▶ **WORK INSTRUCTIONS**:
Retype the data that follows line by line, exactly, and leave its pictures out.

■ ■ ■

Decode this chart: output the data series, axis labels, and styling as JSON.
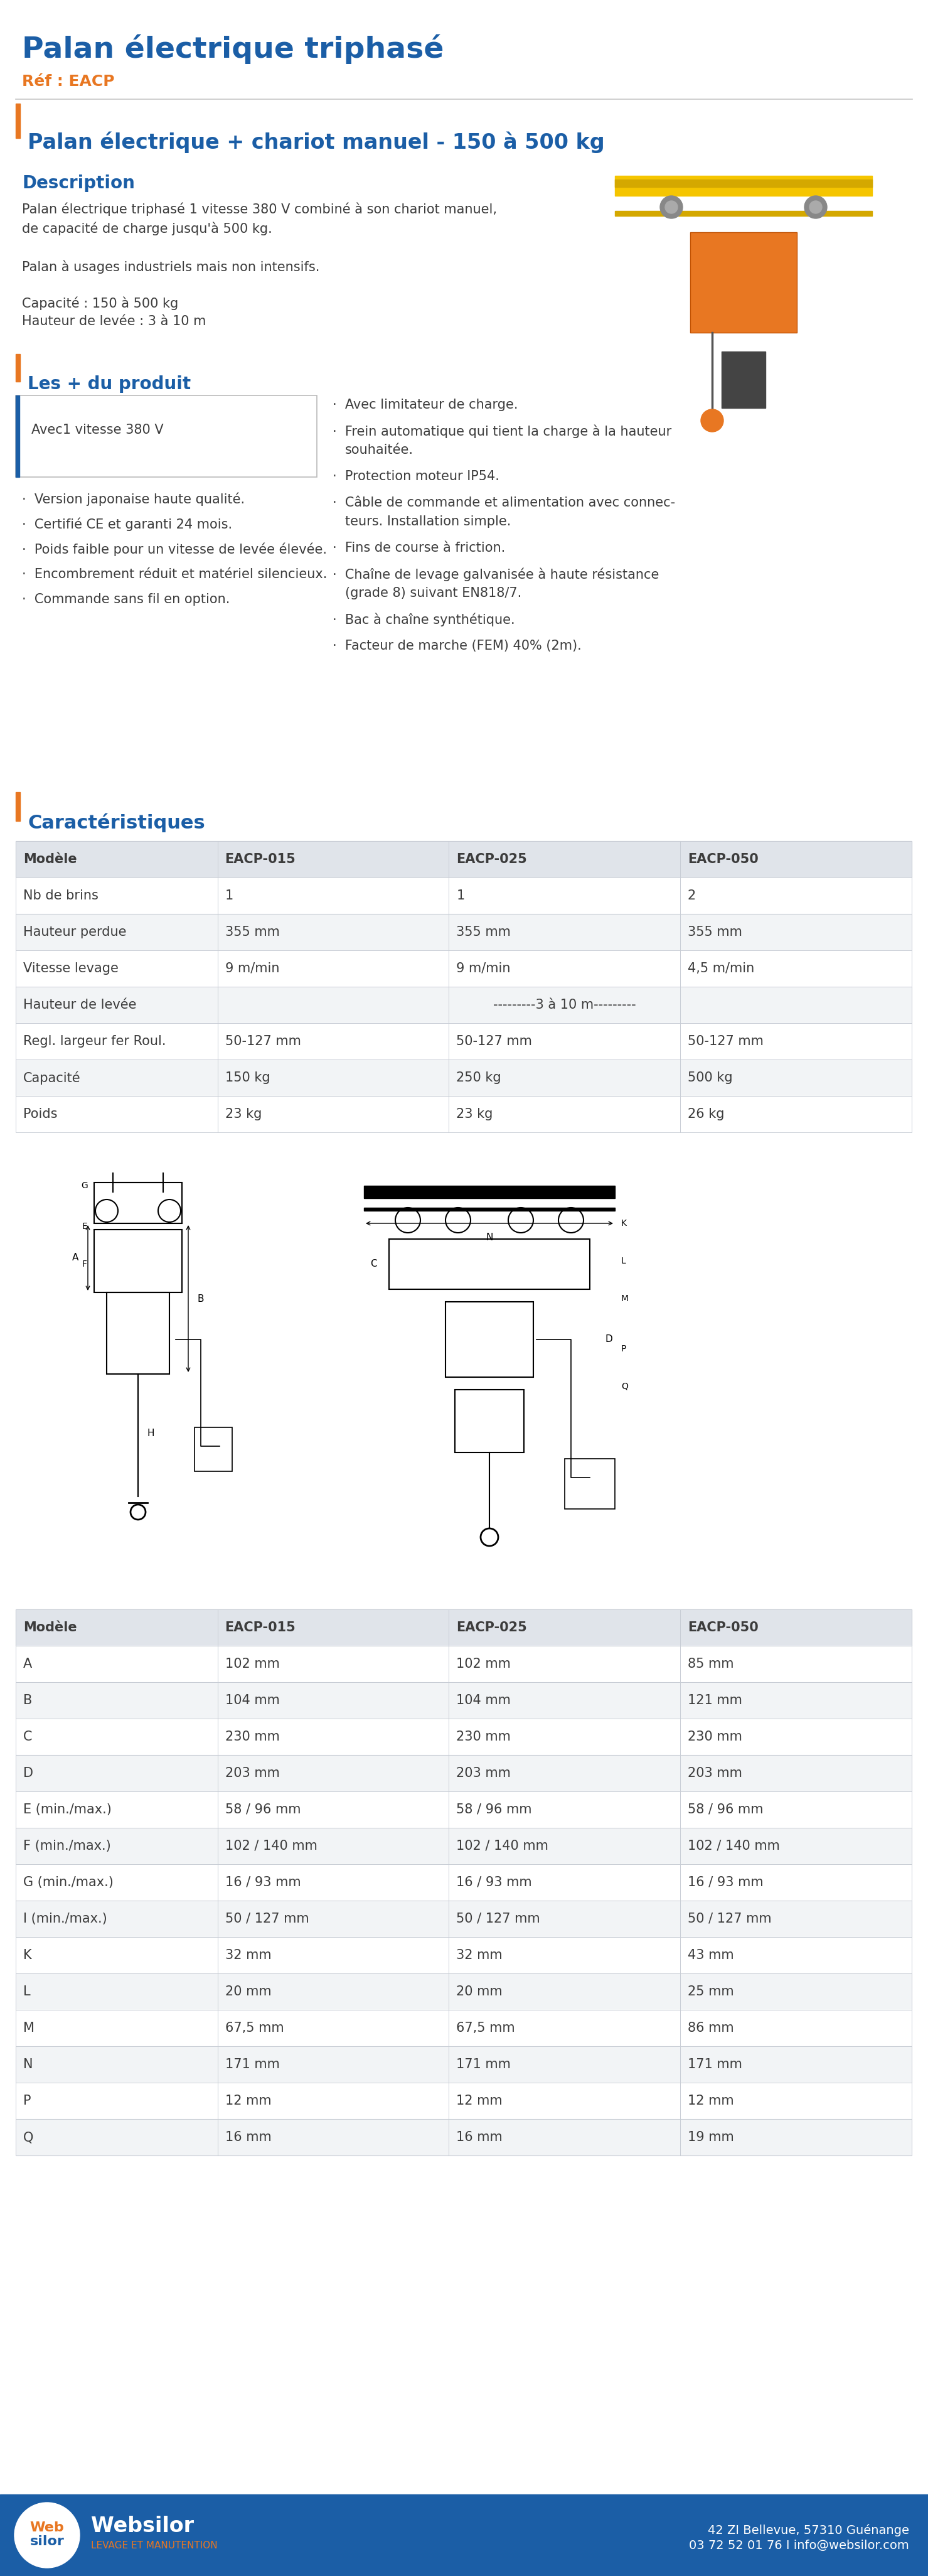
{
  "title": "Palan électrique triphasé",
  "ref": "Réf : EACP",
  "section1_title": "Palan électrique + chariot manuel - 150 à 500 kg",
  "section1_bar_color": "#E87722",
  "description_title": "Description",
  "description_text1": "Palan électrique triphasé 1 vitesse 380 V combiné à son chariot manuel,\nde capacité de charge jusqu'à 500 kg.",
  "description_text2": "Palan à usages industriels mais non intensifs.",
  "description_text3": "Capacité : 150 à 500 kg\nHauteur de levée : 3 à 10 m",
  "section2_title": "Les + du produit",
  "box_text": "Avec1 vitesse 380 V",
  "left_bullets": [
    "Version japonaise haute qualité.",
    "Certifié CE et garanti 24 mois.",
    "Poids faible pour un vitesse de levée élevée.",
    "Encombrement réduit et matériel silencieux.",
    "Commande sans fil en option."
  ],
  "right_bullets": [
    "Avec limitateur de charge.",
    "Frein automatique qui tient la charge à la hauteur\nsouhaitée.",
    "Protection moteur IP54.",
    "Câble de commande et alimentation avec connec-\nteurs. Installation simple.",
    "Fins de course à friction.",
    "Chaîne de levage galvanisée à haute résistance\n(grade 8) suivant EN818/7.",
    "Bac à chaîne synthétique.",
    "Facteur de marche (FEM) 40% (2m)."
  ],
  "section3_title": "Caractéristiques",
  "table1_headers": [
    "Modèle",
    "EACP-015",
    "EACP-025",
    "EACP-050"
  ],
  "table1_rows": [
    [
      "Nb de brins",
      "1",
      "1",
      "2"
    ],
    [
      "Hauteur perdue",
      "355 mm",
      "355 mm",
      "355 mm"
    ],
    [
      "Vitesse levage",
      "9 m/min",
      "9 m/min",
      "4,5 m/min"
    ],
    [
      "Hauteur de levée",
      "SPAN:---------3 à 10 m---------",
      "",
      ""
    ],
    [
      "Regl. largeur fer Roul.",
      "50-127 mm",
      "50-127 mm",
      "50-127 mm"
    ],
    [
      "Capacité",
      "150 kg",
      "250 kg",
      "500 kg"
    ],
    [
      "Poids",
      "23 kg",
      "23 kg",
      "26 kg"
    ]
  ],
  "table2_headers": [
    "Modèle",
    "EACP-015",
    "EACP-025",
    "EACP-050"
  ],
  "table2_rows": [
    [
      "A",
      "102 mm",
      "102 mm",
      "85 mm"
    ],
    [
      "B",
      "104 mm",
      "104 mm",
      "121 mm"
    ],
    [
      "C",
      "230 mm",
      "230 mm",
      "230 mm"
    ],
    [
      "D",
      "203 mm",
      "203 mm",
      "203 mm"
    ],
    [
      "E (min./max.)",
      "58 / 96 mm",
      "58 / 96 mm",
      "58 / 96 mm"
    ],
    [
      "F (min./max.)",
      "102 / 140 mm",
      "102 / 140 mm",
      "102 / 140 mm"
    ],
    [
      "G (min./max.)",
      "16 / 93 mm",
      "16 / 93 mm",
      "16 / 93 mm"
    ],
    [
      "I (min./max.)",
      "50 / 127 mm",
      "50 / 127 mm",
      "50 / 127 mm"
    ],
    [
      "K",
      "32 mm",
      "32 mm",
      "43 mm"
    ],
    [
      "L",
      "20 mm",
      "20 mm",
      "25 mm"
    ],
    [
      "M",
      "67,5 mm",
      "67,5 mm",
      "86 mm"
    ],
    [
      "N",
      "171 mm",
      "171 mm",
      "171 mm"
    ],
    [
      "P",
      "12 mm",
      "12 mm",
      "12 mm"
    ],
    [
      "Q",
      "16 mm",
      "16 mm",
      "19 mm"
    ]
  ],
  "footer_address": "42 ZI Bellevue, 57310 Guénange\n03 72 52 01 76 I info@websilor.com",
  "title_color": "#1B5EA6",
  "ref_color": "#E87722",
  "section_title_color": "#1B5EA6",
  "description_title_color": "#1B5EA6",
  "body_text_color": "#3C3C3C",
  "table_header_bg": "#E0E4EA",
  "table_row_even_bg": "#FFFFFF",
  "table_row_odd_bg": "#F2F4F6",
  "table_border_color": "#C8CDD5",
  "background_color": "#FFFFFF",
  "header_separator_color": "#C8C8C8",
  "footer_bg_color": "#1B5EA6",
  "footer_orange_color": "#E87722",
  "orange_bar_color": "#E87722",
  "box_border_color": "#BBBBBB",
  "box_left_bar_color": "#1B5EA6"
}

■ ■ ■

▶ **THE RESULT**:
Decode this chart: output the data series, axis labels, and styling as JSON.
{
  "title": "Palan électrique triphasé",
  "ref": "Réf : EACP",
  "section1_title": "Palan électrique + chariot manuel - 150 à 500 kg",
  "section1_bar_color": "#E87722",
  "description_title": "Description",
  "description_text1": "Palan électrique triphasé 1 vitesse 380 V combiné à son chariot manuel,\nde capacité de charge jusqu'à 500 kg.",
  "description_text2": "Palan à usages industriels mais non intensifs.",
  "description_text3": "Capacité : 150 à 500 kg\nHauteur de levée : 3 à 10 m",
  "section2_title": "Les + du produit",
  "box_text": "Avec1 vitesse 380 V",
  "left_bullets": [
    "Version japonaise haute qualité.",
    "Certifié CE et garanti 24 mois.",
    "Poids faible pour un vitesse de levée élevée.",
    "Encombrement réduit et matériel silencieux.",
    "Commande sans fil en option."
  ],
  "right_bullets": [
    "Avec limitateur de charge.",
    "Frein automatique qui tient la charge à la hauteur\nsouhaitée.",
    "Protection moteur IP54.",
    "Câble de commande et alimentation avec connec-\nteurs. Installation simple.",
    "Fins de course à friction.",
    "Chaîne de levage galvanisée à haute résistance\n(grade 8) suivant EN818/7.",
    "Bac à chaîne synthétique.",
    "Facteur de marche (FEM) 40% (2m)."
  ],
  "section3_title": "Caractéristiques",
  "table1_headers": [
    "Modèle",
    "EACP-015",
    "EACP-025",
    "EACP-050"
  ],
  "table1_rows": [
    [
      "Nb de brins",
      "1",
      "1",
      "2"
    ],
    [
      "Hauteur perdue",
      "355 mm",
      "355 mm",
      "355 mm"
    ],
    [
      "Vitesse levage",
      "9 m/min",
      "9 m/min",
      "4,5 m/min"
    ],
    [
      "Hauteur de levée",
      "SPAN:---------3 à 10 m---------",
      "",
      ""
    ],
    [
      "Regl. largeur fer Roul.",
      "50-127 mm",
      "50-127 mm",
      "50-127 mm"
    ],
    [
      "Capacité",
      "150 kg",
      "250 kg",
      "500 kg"
    ],
    [
      "Poids",
      "23 kg",
      "23 kg",
      "26 kg"
    ]
  ],
  "table2_headers": [
    "Modèle",
    "EACP-015",
    "EACP-025",
    "EACP-050"
  ],
  "table2_rows": [
    [
      "A",
      "102 mm",
      "102 mm",
      "85 mm"
    ],
    [
      "B",
      "104 mm",
      "104 mm",
      "121 mm"
    ],
    [
      "C",
      "230 mm",
      "230 mm",
      "230 mm"
    ],
    [
      "D",
      "203 mm",
      "203 mm",
      "203 mm"
    ],
    [
      "E (min./max.)",
      "58 / 96 mm",
      "58 / 96 mm",
      "58 / 96 mm"
    ],
    [
      "F (min./max.)",
      "102 / 140 mm",
      "102 / 140 mm",
      "102 / 140 mm"
    ],
    [
      "G (min./max.)",
      "16 / 93 mm",
      "16 / 93 mm",
      "16 / 93 mm"
    ],
    [
      "I (min./max.)",
      "50 / 127 mm",
      "50 / 127 mm",
      "50 / 127 mm"
    ],
    [
      "K",
      "32 mm",
      "32 mm",
      "43 mm"
    ],
    [
      "L",
      "20 mm",
      "20 mm",
      "25 mm"
    ],
    [
      "M",
      "67,5 mm",
      "67,5 mm",
      "86 mm"
    ],
    [
      "N",
      "171 mm",
      "171 mm",
      "171 mm"
    ],
    [
      "P",
      "12 mm",
      "12 mm",
      "12 mm"
    ],
    [
      "Q",
      "16 mm",
      "16 mm",
      "19 mm"
    ]
  ],
  "footer_address": "42 ZI Bellevue, 57310 Guénange\n03 72 52 01 76 I info@websilor.com",
  "title_color": "#1B5EA6",
  "ref_color": "#E87722",
  "section_title_color": "#1B5EA6",
  "description_title_color": "#1B5EA6",
  "body_text_color": "#3C3C3C",
  "table_header_bg": "#E0E4EA",
  "table_row_even_bg": "#FFFFFF",
  "table_row_odd_bg": "#F2F4F6",
  "table_border_color": "#C8CDD5",
  "background_color": "#FFFFFF",
  "header_separator_color": "#C8C8C8",
  "footer_bg_color": "#1B5EA6",
  "footer_orange_color": "#E87722",
  "orange_bar_color": "#E87722",
  "box_border_color": "#BBBBBB",
  "box_left_bar_color": "#1B5EA6"
}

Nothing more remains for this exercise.